» Stated problem:
Below are some records. Count the lines with "station" in them and give nothing but the total.

(Items from a figure collection)
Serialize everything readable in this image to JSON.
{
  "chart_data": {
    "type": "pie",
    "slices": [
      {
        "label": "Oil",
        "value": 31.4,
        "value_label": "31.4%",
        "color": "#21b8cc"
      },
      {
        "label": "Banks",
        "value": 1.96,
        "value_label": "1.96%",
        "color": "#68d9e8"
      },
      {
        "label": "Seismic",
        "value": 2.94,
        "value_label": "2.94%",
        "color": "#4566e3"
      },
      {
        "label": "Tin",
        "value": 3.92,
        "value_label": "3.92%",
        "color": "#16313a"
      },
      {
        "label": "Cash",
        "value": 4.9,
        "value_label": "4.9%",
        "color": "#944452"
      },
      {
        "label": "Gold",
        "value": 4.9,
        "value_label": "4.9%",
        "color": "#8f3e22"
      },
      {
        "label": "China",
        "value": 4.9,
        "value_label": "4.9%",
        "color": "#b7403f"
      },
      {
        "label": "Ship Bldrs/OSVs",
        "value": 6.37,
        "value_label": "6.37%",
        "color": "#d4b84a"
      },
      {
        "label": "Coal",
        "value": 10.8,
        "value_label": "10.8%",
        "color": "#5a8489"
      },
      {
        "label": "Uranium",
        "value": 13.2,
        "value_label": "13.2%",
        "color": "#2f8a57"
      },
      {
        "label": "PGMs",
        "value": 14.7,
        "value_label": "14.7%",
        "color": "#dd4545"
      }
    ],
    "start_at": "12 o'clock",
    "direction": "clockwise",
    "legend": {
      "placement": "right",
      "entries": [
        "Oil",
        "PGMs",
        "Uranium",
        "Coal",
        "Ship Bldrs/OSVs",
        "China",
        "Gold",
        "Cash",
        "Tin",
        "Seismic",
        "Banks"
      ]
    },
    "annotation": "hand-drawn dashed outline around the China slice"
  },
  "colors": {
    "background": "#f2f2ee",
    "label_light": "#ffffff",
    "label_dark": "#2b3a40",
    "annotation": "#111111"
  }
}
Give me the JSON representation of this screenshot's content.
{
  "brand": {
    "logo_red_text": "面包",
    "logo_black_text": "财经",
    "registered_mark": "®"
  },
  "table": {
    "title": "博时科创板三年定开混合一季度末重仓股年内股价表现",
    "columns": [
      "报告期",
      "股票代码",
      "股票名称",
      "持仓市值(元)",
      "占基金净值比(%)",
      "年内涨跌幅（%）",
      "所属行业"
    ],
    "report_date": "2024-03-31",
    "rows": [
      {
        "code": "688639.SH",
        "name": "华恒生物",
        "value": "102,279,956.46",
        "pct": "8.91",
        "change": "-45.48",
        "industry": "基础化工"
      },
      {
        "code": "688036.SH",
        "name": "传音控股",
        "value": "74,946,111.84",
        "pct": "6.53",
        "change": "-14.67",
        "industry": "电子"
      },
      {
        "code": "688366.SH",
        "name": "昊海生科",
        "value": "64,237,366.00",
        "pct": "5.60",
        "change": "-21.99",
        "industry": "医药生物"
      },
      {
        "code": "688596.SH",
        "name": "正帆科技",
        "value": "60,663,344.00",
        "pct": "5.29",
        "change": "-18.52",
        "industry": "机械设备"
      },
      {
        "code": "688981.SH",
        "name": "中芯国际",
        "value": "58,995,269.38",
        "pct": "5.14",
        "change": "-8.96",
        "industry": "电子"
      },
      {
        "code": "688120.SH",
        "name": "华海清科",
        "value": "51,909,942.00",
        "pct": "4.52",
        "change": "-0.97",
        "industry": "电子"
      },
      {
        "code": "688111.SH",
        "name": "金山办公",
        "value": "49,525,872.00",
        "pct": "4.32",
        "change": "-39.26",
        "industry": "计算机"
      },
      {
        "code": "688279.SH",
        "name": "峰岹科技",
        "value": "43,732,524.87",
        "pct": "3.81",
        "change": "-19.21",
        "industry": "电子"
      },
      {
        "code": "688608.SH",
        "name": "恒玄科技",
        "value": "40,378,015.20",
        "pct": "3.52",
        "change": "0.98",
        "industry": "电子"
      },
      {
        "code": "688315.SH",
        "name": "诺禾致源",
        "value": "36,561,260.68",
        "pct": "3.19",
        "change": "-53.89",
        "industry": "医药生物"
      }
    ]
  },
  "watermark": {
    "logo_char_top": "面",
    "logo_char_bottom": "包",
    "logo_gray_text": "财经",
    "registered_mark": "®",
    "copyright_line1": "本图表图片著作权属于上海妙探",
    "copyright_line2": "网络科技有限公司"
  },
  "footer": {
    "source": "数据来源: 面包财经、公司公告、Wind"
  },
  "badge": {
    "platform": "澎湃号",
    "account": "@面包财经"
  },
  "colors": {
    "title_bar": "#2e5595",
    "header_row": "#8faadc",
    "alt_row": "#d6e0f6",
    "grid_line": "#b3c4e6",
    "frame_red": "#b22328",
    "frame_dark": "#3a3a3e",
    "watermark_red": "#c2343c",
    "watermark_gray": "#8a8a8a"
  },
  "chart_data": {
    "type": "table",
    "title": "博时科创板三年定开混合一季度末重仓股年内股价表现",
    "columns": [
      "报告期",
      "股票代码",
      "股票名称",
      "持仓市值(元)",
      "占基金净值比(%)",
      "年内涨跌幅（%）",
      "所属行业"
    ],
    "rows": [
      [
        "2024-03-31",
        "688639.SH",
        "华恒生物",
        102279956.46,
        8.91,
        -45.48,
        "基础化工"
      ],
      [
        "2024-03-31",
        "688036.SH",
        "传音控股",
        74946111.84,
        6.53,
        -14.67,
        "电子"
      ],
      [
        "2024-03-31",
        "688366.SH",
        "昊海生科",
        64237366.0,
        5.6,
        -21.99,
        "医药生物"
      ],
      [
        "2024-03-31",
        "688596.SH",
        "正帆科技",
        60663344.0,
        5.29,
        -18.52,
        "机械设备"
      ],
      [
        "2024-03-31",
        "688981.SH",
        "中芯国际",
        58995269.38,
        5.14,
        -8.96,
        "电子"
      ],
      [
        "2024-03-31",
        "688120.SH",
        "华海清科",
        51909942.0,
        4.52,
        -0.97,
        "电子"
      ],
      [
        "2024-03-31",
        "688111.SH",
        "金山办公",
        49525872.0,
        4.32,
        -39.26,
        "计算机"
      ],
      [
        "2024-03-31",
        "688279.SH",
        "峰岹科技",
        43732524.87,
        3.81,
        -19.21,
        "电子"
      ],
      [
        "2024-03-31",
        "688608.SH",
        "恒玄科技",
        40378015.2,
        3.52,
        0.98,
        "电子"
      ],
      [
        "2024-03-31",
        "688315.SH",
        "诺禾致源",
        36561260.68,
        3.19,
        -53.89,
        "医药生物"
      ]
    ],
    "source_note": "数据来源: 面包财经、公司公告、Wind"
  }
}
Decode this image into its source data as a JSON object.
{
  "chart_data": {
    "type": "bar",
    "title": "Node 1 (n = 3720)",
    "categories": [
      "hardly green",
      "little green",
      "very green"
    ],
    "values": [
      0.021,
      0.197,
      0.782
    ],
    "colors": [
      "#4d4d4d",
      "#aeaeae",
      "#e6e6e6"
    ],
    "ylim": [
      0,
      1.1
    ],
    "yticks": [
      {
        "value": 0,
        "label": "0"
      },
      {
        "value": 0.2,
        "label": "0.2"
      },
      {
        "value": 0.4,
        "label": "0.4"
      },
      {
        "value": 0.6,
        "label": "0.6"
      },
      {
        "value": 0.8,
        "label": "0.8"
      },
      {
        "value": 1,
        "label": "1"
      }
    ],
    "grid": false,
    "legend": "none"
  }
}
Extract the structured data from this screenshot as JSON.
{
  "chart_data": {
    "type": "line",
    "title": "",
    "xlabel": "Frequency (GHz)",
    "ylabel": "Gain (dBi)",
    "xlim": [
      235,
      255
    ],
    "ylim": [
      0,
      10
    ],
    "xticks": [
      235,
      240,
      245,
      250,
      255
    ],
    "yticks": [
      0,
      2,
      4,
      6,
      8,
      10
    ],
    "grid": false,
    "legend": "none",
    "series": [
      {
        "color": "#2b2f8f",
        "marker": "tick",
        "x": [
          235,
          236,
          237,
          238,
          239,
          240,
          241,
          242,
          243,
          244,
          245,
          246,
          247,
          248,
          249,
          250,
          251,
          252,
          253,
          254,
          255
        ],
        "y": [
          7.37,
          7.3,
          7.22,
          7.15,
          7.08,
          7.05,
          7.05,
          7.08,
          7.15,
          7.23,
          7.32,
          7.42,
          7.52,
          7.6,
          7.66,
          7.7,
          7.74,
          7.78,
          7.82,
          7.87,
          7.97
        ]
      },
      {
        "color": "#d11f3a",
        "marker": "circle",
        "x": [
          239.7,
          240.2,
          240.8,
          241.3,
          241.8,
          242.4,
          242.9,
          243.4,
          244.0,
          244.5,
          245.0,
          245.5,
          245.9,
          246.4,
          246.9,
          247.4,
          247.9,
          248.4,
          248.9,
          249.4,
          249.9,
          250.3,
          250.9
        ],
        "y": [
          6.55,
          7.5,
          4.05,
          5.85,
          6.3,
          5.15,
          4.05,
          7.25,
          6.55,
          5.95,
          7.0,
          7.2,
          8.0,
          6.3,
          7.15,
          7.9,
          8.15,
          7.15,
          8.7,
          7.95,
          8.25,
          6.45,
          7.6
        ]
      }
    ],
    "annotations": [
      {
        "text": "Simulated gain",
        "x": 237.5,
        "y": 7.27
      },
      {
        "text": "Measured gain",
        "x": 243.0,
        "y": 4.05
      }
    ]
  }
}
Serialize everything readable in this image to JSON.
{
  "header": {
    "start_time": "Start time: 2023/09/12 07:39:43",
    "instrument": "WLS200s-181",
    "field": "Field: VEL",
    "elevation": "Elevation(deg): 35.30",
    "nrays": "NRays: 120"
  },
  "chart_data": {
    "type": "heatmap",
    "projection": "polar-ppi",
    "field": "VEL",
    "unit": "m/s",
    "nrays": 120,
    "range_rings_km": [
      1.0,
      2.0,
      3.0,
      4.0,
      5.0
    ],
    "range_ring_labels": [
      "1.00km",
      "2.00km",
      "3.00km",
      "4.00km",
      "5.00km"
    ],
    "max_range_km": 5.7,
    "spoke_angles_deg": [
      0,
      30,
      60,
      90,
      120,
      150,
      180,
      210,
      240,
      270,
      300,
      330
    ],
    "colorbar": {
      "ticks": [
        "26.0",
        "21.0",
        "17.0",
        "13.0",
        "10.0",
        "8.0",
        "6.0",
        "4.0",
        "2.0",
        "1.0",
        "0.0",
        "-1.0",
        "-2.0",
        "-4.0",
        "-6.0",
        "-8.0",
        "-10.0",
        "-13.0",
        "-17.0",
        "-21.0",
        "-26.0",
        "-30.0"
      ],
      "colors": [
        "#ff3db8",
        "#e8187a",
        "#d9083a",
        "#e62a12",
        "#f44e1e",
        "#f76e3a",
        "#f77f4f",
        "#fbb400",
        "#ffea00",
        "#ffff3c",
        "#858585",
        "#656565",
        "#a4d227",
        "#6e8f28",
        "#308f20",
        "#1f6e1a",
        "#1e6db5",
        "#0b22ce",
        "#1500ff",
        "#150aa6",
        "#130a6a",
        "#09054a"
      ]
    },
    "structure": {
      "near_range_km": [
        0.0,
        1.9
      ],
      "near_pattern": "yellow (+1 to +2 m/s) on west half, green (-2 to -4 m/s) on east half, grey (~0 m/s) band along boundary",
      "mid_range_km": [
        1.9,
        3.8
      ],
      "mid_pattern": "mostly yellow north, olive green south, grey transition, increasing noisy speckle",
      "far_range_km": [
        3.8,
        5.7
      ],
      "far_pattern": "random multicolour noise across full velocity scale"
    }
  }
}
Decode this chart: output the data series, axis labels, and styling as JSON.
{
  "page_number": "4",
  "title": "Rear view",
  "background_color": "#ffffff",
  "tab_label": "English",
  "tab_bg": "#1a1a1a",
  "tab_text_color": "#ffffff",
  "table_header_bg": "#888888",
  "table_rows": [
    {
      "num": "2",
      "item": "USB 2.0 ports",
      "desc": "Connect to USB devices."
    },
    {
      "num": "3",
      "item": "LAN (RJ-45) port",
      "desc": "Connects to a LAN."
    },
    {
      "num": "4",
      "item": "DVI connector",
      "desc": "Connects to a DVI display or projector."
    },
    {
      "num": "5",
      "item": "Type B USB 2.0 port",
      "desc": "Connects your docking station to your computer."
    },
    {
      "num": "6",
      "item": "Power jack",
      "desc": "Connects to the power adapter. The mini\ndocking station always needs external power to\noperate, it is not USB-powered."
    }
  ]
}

» Response to the exercise:
2